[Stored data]
— start —

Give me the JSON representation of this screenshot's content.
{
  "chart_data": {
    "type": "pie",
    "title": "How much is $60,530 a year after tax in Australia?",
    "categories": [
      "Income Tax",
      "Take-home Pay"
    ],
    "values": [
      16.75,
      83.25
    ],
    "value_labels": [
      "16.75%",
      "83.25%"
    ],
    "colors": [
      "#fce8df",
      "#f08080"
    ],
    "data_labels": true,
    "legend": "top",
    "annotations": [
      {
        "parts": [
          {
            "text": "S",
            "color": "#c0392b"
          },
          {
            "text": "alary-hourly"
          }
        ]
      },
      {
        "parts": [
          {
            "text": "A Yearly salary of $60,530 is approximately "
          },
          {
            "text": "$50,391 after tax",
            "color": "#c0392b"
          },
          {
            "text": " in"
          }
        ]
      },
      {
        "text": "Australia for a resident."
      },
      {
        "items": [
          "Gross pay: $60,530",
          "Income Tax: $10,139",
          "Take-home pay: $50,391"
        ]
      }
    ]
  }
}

— end —

Gather each line in the entries above where the string "text" is found.

            "text": "S",
            "text": "alary-hourly"
            "text": "A Yearly salary of $60,530 is approximately "
            "text": "$50,391 after tax",
            "text": " in"
        "text": "Australia for a resident."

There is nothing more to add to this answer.